*REQUIRED TASK*
In the material below, find all lines with the string "young" and copy them.

(Dataset rows)
☆ ☆ ☆

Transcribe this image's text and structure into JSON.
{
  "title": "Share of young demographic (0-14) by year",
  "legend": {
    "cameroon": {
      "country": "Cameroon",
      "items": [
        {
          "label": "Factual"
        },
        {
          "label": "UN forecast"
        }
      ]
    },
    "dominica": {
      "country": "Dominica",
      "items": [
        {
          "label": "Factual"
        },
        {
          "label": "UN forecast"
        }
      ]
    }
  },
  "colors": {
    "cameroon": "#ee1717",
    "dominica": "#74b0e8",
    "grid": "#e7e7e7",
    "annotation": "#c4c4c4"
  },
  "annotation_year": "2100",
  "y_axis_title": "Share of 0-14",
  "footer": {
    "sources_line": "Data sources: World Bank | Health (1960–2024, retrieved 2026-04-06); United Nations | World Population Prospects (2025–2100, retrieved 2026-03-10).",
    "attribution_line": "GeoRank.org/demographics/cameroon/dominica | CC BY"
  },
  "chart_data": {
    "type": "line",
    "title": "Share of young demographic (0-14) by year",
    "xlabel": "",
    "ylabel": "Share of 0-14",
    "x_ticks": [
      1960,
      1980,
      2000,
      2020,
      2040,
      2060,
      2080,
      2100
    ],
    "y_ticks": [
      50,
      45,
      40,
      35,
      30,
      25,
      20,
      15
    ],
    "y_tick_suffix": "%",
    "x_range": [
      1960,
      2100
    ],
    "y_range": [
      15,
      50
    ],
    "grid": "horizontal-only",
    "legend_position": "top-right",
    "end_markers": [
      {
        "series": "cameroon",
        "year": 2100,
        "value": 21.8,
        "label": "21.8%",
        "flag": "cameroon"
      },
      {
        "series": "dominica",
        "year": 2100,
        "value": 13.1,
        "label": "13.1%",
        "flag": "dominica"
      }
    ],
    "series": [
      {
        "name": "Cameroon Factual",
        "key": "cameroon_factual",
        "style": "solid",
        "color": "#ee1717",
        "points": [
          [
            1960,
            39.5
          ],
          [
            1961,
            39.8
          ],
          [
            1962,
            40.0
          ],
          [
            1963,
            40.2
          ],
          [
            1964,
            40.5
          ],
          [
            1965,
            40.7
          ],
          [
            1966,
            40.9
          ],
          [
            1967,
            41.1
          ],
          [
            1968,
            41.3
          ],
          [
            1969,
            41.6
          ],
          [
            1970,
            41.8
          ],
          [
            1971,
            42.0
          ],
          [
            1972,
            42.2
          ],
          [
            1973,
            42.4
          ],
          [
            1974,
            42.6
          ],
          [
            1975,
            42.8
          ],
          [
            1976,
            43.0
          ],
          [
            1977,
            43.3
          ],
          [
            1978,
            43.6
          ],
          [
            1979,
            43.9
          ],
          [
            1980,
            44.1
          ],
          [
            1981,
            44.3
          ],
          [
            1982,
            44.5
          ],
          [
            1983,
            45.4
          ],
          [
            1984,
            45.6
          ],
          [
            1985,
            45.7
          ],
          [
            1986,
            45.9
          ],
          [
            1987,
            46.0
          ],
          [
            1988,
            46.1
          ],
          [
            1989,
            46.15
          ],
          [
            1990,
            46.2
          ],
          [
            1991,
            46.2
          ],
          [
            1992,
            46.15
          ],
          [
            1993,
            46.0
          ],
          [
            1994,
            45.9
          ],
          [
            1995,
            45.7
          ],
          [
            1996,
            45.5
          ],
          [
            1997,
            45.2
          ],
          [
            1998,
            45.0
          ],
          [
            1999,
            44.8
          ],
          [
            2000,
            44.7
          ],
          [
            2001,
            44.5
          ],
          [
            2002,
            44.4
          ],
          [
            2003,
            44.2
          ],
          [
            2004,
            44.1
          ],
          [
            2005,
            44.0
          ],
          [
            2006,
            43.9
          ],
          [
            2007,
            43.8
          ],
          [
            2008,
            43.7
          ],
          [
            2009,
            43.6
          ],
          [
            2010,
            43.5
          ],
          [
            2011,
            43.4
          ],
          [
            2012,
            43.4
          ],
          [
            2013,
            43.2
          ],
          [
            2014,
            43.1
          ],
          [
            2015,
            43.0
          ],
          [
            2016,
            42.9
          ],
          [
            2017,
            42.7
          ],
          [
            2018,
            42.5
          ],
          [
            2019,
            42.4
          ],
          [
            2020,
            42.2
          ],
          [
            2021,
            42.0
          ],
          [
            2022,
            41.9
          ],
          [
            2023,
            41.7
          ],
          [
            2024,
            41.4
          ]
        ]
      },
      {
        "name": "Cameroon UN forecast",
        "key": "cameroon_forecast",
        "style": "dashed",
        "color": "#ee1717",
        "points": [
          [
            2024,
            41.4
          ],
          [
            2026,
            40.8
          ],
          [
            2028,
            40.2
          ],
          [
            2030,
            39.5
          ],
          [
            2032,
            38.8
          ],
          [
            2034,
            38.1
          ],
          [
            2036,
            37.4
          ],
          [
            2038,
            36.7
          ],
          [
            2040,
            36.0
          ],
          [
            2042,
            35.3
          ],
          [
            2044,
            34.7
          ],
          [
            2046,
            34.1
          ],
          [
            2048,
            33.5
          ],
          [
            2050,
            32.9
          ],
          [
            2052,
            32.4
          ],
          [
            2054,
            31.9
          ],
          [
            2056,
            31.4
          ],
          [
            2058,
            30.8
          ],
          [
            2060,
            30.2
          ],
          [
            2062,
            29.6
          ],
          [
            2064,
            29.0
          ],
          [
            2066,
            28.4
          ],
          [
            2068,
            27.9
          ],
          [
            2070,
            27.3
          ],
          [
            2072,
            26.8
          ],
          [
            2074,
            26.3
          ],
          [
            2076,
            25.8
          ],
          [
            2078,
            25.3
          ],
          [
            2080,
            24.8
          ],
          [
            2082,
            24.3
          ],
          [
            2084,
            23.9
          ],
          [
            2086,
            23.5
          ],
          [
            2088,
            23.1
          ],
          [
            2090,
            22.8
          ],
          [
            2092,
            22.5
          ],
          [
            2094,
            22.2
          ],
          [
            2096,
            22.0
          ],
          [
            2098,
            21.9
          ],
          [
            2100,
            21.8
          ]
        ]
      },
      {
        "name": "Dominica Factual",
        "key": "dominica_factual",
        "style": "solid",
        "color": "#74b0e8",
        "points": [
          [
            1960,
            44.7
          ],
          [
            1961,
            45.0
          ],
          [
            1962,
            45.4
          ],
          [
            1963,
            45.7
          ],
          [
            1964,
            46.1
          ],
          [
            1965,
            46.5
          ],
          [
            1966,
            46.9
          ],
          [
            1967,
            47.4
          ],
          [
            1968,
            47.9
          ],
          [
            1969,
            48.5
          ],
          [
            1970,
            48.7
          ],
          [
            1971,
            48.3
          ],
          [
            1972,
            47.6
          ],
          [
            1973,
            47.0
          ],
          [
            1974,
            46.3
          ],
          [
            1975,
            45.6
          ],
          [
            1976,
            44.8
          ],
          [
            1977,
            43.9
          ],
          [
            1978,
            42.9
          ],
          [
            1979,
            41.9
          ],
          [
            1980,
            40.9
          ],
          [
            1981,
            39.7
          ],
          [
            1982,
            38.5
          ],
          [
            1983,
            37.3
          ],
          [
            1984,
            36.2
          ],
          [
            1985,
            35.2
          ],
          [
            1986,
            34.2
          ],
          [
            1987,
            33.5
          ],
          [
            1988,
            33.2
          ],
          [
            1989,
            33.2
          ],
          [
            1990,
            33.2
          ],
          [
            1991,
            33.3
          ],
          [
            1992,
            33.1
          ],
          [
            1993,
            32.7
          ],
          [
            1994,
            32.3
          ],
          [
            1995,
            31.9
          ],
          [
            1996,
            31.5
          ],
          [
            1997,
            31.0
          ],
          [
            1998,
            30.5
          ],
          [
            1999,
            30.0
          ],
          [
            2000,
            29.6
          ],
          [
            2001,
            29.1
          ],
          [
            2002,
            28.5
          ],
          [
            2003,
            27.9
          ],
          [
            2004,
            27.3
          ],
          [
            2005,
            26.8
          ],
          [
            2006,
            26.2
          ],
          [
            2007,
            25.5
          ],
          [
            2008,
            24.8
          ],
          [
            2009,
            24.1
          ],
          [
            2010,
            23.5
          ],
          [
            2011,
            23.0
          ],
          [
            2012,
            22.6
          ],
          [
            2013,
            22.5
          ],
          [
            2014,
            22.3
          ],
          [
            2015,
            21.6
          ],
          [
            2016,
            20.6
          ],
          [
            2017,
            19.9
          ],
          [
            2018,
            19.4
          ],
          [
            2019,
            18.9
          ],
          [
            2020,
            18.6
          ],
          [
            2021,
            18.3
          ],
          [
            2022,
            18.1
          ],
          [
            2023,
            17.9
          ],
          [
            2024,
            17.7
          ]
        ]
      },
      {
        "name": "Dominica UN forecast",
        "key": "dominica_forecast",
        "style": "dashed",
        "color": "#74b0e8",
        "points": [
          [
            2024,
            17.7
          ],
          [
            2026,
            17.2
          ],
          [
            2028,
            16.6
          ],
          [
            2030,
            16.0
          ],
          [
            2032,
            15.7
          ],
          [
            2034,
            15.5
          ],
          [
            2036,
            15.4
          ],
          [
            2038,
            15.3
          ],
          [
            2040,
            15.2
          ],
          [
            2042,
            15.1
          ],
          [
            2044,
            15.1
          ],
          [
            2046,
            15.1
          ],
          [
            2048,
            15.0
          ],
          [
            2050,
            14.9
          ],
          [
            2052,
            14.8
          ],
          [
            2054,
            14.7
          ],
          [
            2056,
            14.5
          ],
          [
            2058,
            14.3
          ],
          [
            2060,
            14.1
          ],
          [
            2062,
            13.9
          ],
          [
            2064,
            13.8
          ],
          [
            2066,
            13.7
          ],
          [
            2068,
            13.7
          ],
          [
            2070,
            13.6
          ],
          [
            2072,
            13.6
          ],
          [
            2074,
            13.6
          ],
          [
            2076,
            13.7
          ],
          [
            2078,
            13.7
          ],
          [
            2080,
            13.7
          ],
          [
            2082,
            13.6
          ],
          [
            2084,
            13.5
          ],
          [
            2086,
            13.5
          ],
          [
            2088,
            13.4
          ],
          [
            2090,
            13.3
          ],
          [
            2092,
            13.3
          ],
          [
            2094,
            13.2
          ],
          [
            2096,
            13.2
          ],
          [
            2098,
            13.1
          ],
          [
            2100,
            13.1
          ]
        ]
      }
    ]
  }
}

☆ ☆ ☆

*SOLUTION FOR THIS PROBLEM*
  "title": "Share of young demographic (0-14) by year",
    "title": "Share of young demographic (0-14) by year",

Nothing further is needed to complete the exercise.